**What needs to be done**
Reproduce the records. Keep every word exact and include no images.

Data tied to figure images
##############################

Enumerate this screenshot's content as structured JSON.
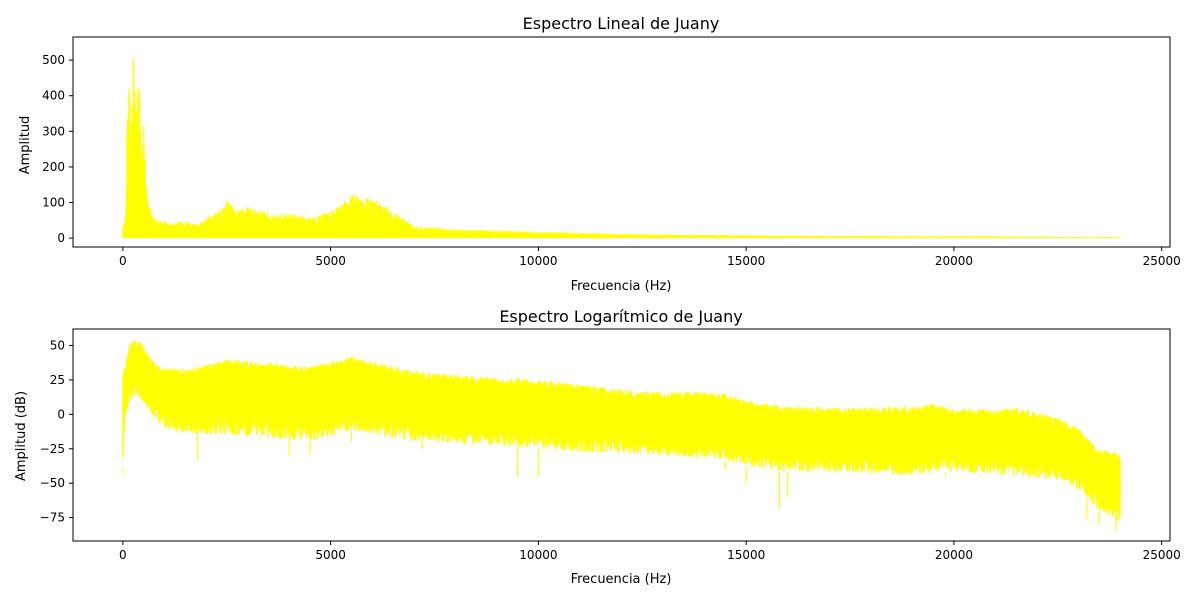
{
  "chart_data": [
    {
      "type": "line",
      "title": "Espectro Lineal de Juany",
      "xlabel": "Frecuencia (Hz)",
      "ylabel": "Amplitud",
      "xlim": [
        -1200,
        25200
      ],
      "ylim": [
        -25,
        565
      ],
      "xticks": [
        0,
        5000,
        10000,
        15000,
        20000,
        25000
      ],
      "yticks": [
        0,
        100,
        200,
        300,
        400,
        500
      ],
      "xtick_labels": [
        "0",
        "5000",
        "10000",
        "15000",
        "20000",
        "25000"
      ],
      "ytick_labels": [
        "0",
        "100",
        "200",
        "300",
        "400",
        "500"
      ],
      "grid": false,
      "series": [
        {
          "color": "#ffff00",
          "envelope_x": [
            0,
            60,
            100,
            150,
            200,
            250,
            300,
            350,
            400,
            450,
            500,
            550,
            600,
            700,
            800,
            1000,
            1200,
            1500,
            1800,
            2000,
            2200,
            2400,
            2500,
            2700,
            3000,
            3300,
            3600,
            4000,
            4500,
            5000,
            5300,
            5500,
            5800,
            6000,
            6300,
            6700,
            7000,
            7500,
            8000,
            9000,
            10000,
            11000,
            12000,
            13000,
            14000,
            15000,
            16000,
            17000,
            18000,
            19000,
            20000,
            21000,
            22000,
            23000,
            24000
          ],
          "envelope_y": [
            30,
            55,
            300,
            490,
            300,
            545,
            400,
            460,
            440,
            250,
            335,
            170,
            120,
            70,
            50,
            50,
            40,
            50,
            40,
            55,
            70,
            85,
            110,
            80,
            90,
            80,
            65,
            70,
            60,
            75,
            100,
            130,
            110,
            115,
            90,
            60,
            35,
            30,
            25,
            22,
            18,
            15,
            12,
            10,
            9,
            8,
            7,
            6,
            6,
            5,
            5,
            5,
            4,
            3,
            3
          ]
        }
      ]
    },
    {
      "type": "line",
      "title": "Espectro Logarítmico de Juany",
      "xlabel": "Frecuencia (Hz)",
      "ylabel": "Amplitud (dB)",
      "xlim": [
        -1200,
        25200
      ],
      "ylim": [
        -92,
        62
      ],
      "xticks": [
        0,
        5000,
        10000,
        15000,
        20000,
        25000
      ],
      "yticks": [
        -75,
        -50,
        -25,
        0,
        25,
        50
      ],
      "xtick_labels": [
        "0",
        "5000",
        "10000",
        "15000",
        "20000",
        "25000"
      ],
      "ytick_labels": [
        "−75",
        "−50",
        "−25",
        "0",
        "25",
        "50"
      ],
      "grid": false,
      "series": [
        {
          "color": "#ffff00",
          "upper_x": [
            0,
            50,
            150,
            300,
            500,
            700,
            900,
            1500,
            2500,
            3500,
            4500,
            5500,
            6500,
            7500,
            8500,
            10000,
            11000,
            12000,
            13000,
            14000,
            14500,
            15000,
            16000,
            17000,
            18000,
            19000,
            19500,
            20000,
            21000,
            21500,
            22500,
            23000,
            23500,
            24000
          ],
          "upper_y": [
            30,
            35,
            52,
            55,
            50,
            40,
            35,
            33,
            40,
            38,
            35,
            42,
            35,
            30,
            28,
            25,
            22,
            18,
            16,
            17,
            15,
            10,
            6,
            5,
            5,
            6,
            8,
            4,
            4,
            5,
            -2,
            -10,
            -25,
            -28
          ],
          "lower_x": [
            0,
            50,
            150,
            300,
            500,
            700,
            900,
            1500,
            2500,
            3500,
            4500,
            5500,
            6500,
            7500,
            8500,
            10000,
            11000,
            12000,
            13000,
            14000,
            14500,
            15000,
            16000,
            17000,
            18000,
            19000,
            19500,
            20000,
            21000,
            21500,
            22500,
            23000,
            23500,
            24000
          ],
          "lower_y": [
            -40,
            -5,
            10,
            12,
            8,
            0,
            -8,
            -15,
            -15,
            -18,
            -20,
            -12,
            -18,
            -20,
            -22,
            -25,
            -28,
            -28,
            -30,
            -32,
            -34,
            -38,
            -42,
            -42,
            -43,
            -45,
            -42,
            -42,
            -44,
            -45,
            -48,
            -55,
            -70,
            -80
          ],
          "spikes": [
            [
              0,
              -44
            ],
            [
              1800,
              -33
            ],
            [
              4000,
              -30
            ],
            [
              4500,
              -29
            ],
            [
              5500,
              -20
            ],
            [
              7200,
              -25
            ],
            [
              9500,
              -45
            ],
            [
              10000,
              -45
            ],
            [
              14500,
              -40
            ],
            [
              15000,
              -50
            ],
            [
              15800,
              -68
            ],
            [
              16000,
              -60
            ],
            [
              17200,
              -42
            ],
            [
              19800,
              -45
            ],
            [
              23200,
              -76
            ],
            [
              23500,
              -80
            ],
            [
              23900,
              -85
            ]
          ]
        }
      ]
    }
  ]
}
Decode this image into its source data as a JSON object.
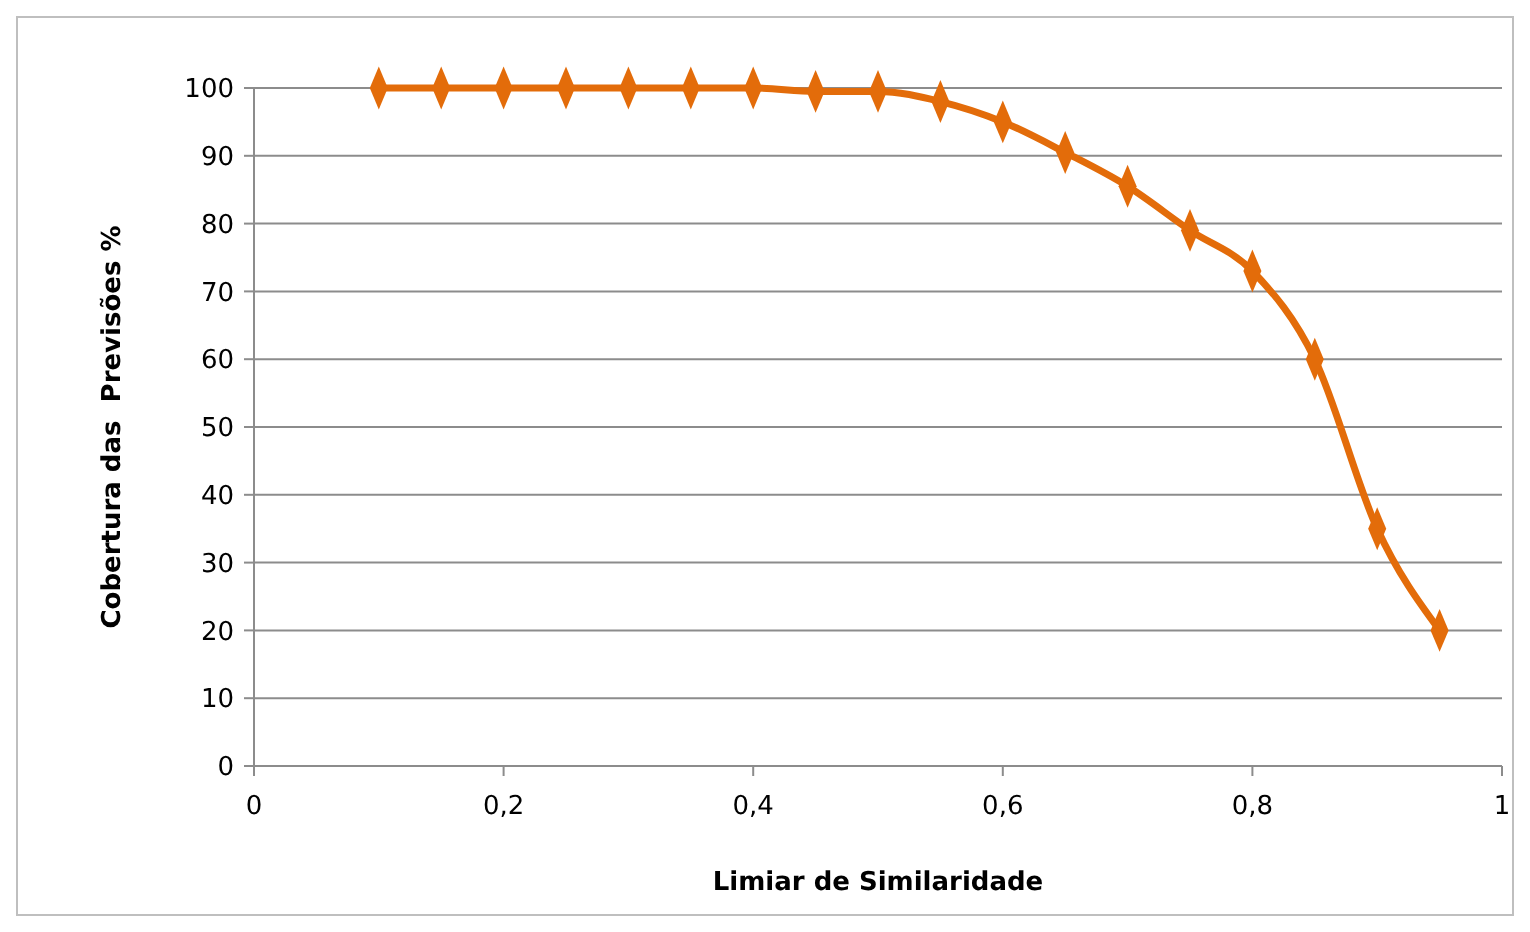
{
  "chart_data": {
    "type": "line",
    "xlabel": "Limiar de Similaridade",
    "ylabel": "Cobertura das  Previsões %",
    "x": [
      0.1,
      0.15,
      0.2,
      0.25,
      0.3,
      0.35,
      0.4,
      0.45,
      0.5,
      0.55,
      0.6,
      0.65,
      0.7,
      0.75,
      0.8,
      0.85,
      0.9,
      0.95
    ],
    "series": [
      {
        "color": "#e36c0a",
        "values": [
          100,
          100,
          100,
          100,
          100,
          100,
          100,
          99.5,
          99.5,
          98,
          95,
          90.5,
          85.5,
          79,
          73,
          60,
          35,
          20
        ]
      }
    ],
    "xlim": [
      0,
      1
    ],
    "xticks": [
      0,
      {
        "value": 0.2,
        "label": "0,2"
      },
      {
        "value": 0.4,
        "label": "0,4"
      },
      {
        "value": 0.6,
        "label": "0,6"
      },
      {
        "value": 0.8,
        "label": "0,8"
      },
      1
    ],
    "ylim": [
      0,
      100
    ],
    "yticks": [
      0,
      10,
      20,
      30,
      40,
      50,
      60,
      70,
      80,
      90,
      100
    ],
    "grid": "y",
    "marker": "diamond",
    "line_style": "solid"
  }
}
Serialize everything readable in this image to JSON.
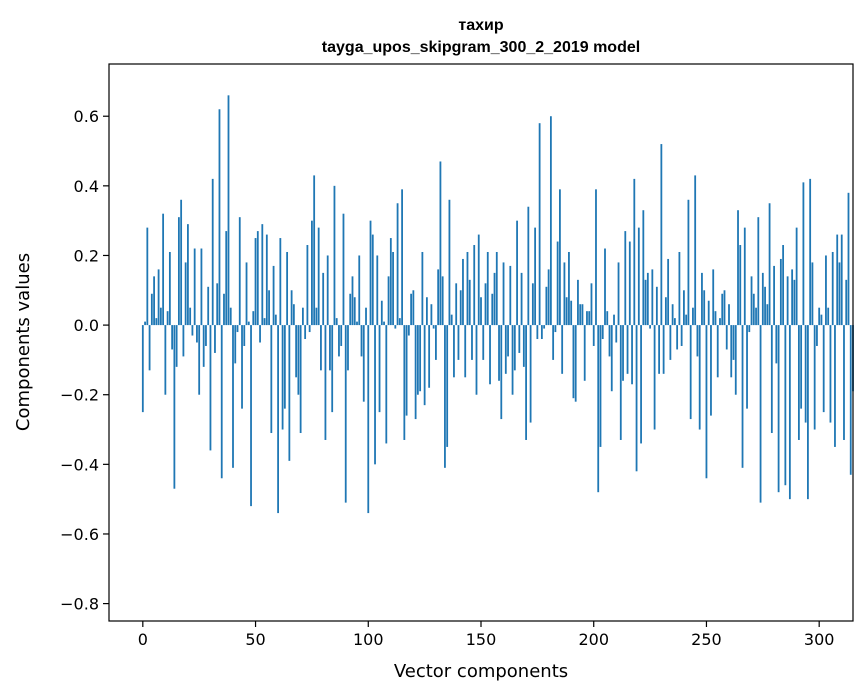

##############################

**Solved problem**
Enumerate this screenshot's content as structured JSON.
{
  "chart_data": [
    {
      "type": "line",
      "title": "Espectro Lineal de Juany",
      "xlabel": "Frecuencia (Hz)",
      "ylabel": "Amplitud",
      "xlim": [
        -1200,
        25200
      ],
      "ylim": [
        -25,
        565
      ],
      "xticks": [
        0,
        5000,
        10000,
        15000,
        20000,
        25000
      ],
      "yticks": [
        0,
        100,
        200,
        300,
        400,
        500
      ],
      "xtick_labels": [
        "0",
        "5000",
        "10000",
        "15000",
        "20000",
        "25000"
      ],
      "ytick_labels": [
        "0",
        "100",
        "200",
        "300",
        "400",
        "500"
      ],
      "grid": false,
      "series": [
        {
          "color": "#ffff00",
          "envelope_x": [
            0,
            60,
            100,
            150,
            200,
            250,
            300,
            350,
            400,
            450,
            500,
            550,
            600,
            700,
            800,
            1000,
            1200,
            1500,
            1800,
            2000,
            2200,
            2400,
            2500,
            2700,
            3000,
            3300,
            3600,
            4000,
            4500,
            5000,
            5300,
            5500,
            5800,
            6000,
            6300,
            6700,
            7000,
            7500,
            8000,
            9000,
            10000,
            11000,
            12000,
            13000,
            14000,
            15000,
            16000,
            17000,
            18000,
            19000,
            20000,
            21000,
            22000,
            23000,
            24000
          ],
          "envelope_y": [
            30,
            55,
            300,
            490,
            300,
            545,
            400,
            460,
            440,
            250,
            335,
            170,
            120,
            70,
            50,
            50,
            40,
            50,
            40,
            55,
            70,
            85,
            110,
            80,
            90,
            80,
            65,
            70,
            60,
            75,
            100,
            130,
            110,
            115,
            90,
            60,
            35,
            30,
            25,
            22,
            18,
            15,
            12,
            10,
            9,
            8,
            7,
            6,
            6,
            5,
            5,
            5,
            4,
            3,
            3
          ]
        }
      ]
    },
    {
      "type": "line",
      "title": "Espectro Logarítmico de Juany",
      "xlabel": "Frecuencia (Hz)",
      "ylabel": "Amplitud (dB)",
      "xlim": [
        -1200,
        25200
      ],
      "ylim": [
        -92,
        62
      ],
      "xticks": [
        0,
        5000,
        10000,
        15000,
        20000,
        25000
      ],
      "yticks": [
        -75,
        -50,
        -25,
        0,
        25,
        50
      ],
      "xtick_labels": [
        "0",
        "5000",
        "10000",
        "15000",
        "20000",
        "25000"
      ],
      "ytick_labels": [
        "−75",
        "−50",
        "−25",
        "0",
        "25",
        "50"
      ],
      "grid": false,
      "series": [
        {
          "color": "#ffff00",
          "upper_x": [
            0,
            50,
            150,
            300,
            500,
            700,
            900,
            1500,
            2500,
            3500,
            4500,
            5500,
            6500,
            7500,
            8500,
            10000,
            11000,
            12000,
            13000,
            14000,
            14500,
            15000,
            16000,
            17000,
            18000,
            19000,
            19500,
            20000,
            21000,
            21500,
            22500,
            23000,
            23500,
            24000
          ],
          "upper_y": [
            30,
            35,
            52,
            55,
            50,
            40,
            35,
            33,
            40,
            38,
            35,
            42,
            35,
            30,
            28,
            25,
            22,
            18,
            16,
            17,
            15,
            10,
            6,
            5,
            5,
            6,
            8,
            4,
            4,
            5,
            -2,
            -10,
            -25,
            -28
          ],
          "lower_x": [
            0,
            50,
            150,
            300,
            500,
            700,
            900,
            1500,
            2500,
            3500,
            4500,
            5500,
            6500,
            7500,
            8500,
            10000,
            11000,
            12000,
            13000,
            14000,
            14500,
            15000,
            16000,
            17000,
            18000,
            19000,
            19500,
            20000,
            21000,
            21500,
            22500,
            23000,
            23500,
            24000
          ],
          "lower_y": [
            -40,
            -5,
            10,
            12,
            8,
            0,
            -8,
            -15,
            -15,
            -18,
            -20,
            -12,
            -18,
            -20,
            -22,
            -25,
            -28,
            -28,
            -30,
            -32,
            -34,
            -38,
            -42,
            -42,
            -43,
            -45,
            -42,
            -42,
            -44,
            -45,
            -48,
            -55,
            -70,
            -80
          ],
          "spikes": [
            [
              0,
              -44
            ],
            [
              1800,
              -33
            ],
            [
              4000,
              -30
            ],
            [
              4500,
              -29
            ],
            [
              5500,
              -20
            ],
            [
              7200,
              -25
            ],
            [
              9500,
              -45
            ],
            [
              10000,
              -45
            ],
            [
              14500,
              -40
            ],
            [
              15000,
              -50
            ],
            [
              15800,
              -68
            ],
            [
              16000,
              -60
            ],
            [
              17200,
              -42
            ],
            [
              19800,
              -45
            ],
            [
              23200,
              -76
            ],
            [
              23500,
              -80
            ],
            [
              23900,
              -85
            ]
          ]
        }
      ]
    }
  ]
}
Decode this image into its source data as a JSON object.
{
  "chart_data": {
    "type": "line",
    "xlabel": "Limiar de Similaridade",
    "ylabel": "Cobertura das  Previsões %",
    "x": [
      0.1,
      0.15,
      0.2,
      0.25,
      0.3,
      0.35,
      0.4,
      0.45,
      0.5,
      0.55,
      0.6,
      0.65,
      0.7,
      0.75,
      0.8,
      0.85,
      0.9,
      0.95
    ],
    "series": [
      {
        "color": "#e36c0a",
        "values": [
          100,
          100,
          100,
          100,
          100,
          100,
          100,
          99.5,
          99.5,
          98,
          95,
          90.5,
          85.5,
          79,
          73,
          60,
          35,
          20
        ]
      }
    ],
    "xlim": [
      0,
      1
    ],
    "xticks": [
      0,
      {
        "value": 0.2,
        "label": "0,2"
      },
      {
        "value": 0.4,
        "label": "0,4"
      },
      {
        "value": 0.6,
        "label": "0,6"
      },
      {
        "value": 0.8,
        "label": "0,8"
      },
      1
    ],
    "ylim": [
      0,
      100
    ],
    "yticks": [
      0,
      10,
      20,
      30,
      40,
      50,
      60,
      70,
      80,
      90,
      100
    ],
    "grid": "y",
    "marker": "diamond",
    "line_style": "solid"
  }
}
Serialize everything readable in this image to JSON.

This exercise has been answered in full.